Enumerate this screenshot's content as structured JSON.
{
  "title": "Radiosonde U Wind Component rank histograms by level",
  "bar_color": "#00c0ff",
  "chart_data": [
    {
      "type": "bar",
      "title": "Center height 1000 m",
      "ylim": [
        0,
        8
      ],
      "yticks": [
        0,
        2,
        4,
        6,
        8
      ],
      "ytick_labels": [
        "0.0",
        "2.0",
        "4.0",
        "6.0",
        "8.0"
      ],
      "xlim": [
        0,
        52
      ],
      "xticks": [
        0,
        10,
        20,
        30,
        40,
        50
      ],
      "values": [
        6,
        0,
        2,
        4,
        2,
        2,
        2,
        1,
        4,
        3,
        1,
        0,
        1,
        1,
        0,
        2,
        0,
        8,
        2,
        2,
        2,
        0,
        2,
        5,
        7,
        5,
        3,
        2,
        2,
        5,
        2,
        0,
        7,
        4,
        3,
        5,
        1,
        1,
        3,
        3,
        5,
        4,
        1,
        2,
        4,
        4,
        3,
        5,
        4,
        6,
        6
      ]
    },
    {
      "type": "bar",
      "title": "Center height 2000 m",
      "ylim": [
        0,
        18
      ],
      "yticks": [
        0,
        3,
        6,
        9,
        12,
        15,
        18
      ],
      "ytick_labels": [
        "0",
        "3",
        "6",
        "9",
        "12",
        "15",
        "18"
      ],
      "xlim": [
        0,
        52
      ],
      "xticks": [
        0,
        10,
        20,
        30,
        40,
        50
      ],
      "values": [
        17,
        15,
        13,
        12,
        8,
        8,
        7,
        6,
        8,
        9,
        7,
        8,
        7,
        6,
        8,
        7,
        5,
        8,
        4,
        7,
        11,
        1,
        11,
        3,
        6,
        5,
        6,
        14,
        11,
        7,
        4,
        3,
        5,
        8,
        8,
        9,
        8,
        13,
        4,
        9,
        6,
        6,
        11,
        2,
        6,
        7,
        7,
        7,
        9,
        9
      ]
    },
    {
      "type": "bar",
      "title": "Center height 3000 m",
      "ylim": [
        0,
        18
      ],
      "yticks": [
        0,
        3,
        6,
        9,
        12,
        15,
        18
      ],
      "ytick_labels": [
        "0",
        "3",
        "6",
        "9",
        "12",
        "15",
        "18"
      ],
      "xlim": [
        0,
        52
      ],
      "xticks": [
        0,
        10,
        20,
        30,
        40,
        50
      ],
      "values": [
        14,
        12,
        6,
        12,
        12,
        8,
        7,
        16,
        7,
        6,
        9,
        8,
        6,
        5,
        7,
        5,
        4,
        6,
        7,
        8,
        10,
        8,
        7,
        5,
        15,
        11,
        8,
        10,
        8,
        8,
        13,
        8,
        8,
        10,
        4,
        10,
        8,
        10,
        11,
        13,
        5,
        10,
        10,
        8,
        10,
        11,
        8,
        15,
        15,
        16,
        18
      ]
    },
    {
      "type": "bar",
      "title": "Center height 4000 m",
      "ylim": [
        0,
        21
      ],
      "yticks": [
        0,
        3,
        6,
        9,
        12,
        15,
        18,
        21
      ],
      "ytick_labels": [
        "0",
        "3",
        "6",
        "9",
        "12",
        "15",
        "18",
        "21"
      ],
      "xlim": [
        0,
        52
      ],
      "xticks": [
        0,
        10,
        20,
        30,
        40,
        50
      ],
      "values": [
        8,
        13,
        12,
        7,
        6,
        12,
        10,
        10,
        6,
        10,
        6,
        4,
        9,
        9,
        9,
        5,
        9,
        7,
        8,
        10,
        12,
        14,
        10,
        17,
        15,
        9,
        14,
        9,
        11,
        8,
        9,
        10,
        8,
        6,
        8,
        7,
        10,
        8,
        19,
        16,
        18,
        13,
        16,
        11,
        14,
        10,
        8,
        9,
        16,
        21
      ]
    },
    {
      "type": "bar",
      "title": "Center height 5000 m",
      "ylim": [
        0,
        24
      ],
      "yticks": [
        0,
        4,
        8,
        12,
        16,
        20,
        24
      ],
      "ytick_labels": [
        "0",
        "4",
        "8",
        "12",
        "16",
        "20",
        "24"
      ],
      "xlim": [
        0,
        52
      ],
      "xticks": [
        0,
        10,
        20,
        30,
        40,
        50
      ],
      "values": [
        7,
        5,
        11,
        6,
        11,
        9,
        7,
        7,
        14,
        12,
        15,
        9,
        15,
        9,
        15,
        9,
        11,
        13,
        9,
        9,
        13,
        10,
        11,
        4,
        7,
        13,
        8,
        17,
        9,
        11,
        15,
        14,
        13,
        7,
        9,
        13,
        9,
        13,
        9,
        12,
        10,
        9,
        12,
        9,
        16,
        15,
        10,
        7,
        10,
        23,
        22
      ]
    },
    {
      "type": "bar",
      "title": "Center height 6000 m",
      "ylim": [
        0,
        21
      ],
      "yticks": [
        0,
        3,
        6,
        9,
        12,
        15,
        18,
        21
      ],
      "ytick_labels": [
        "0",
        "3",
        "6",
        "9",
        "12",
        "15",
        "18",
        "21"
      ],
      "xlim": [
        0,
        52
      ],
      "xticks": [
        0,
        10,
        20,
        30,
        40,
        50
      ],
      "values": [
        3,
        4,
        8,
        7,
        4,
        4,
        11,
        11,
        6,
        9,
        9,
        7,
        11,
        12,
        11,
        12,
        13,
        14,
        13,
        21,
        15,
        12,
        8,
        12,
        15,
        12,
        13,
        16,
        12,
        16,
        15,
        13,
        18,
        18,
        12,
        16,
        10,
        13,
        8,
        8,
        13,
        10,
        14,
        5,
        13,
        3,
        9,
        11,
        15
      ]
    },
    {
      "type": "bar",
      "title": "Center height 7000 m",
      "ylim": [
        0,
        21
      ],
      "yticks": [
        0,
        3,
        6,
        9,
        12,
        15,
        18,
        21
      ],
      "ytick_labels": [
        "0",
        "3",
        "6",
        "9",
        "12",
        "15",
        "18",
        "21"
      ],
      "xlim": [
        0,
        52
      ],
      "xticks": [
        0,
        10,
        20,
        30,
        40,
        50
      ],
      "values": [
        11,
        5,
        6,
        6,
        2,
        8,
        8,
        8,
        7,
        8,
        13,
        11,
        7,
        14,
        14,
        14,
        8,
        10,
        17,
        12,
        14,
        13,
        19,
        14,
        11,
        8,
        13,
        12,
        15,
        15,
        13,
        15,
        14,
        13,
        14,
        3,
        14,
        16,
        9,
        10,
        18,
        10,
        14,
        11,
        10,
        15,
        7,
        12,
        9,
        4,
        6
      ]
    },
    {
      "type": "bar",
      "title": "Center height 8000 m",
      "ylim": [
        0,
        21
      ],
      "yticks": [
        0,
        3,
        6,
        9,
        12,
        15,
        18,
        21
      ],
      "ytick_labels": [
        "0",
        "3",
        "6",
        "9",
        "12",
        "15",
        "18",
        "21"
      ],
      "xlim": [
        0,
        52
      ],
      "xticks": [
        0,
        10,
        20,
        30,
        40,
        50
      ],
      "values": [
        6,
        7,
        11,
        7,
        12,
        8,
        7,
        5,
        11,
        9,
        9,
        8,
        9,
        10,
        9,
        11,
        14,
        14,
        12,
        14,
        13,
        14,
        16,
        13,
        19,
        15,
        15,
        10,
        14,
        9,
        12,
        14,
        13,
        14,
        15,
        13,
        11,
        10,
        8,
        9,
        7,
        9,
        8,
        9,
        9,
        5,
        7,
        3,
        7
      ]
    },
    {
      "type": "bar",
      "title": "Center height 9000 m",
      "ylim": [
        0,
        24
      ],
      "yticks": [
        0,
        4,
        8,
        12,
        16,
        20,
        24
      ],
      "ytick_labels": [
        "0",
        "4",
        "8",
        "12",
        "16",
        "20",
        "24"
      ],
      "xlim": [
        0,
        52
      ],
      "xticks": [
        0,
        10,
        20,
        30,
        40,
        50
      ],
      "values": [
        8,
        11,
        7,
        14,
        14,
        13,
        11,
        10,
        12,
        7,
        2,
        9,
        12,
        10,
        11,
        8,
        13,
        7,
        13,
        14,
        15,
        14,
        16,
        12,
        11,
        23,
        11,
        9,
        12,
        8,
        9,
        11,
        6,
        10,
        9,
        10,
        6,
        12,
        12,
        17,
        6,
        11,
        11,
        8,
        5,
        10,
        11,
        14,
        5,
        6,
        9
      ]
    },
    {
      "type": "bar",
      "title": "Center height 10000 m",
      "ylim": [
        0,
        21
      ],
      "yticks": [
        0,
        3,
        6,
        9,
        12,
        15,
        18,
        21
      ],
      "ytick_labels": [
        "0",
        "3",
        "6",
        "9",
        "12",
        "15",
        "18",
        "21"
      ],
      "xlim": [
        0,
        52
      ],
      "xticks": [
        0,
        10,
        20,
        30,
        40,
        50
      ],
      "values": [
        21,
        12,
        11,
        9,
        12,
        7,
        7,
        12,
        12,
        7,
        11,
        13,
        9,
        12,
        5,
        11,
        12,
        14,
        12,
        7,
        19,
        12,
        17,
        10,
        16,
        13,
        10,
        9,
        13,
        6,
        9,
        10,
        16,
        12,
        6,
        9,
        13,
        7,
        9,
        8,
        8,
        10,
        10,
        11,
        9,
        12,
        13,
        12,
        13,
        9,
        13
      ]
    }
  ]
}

# Written problem:
Lines of the material that contain the word "Center" are to be gathered.

# Answer in full:
      "title": "Center height 1000 m",
      "title": "Center height 2000 m",
      "title": "Center height 3000 m",
      "title": "Center height 4000 m",
      "title": "Center height 5000 m",
      "title": "Center height 6000 m",
      "title": "Center height 7000 m",
      "title": "Center height 8000 m",
      "title": "Center height 9000 m",
      "title": "Center height 10000 m",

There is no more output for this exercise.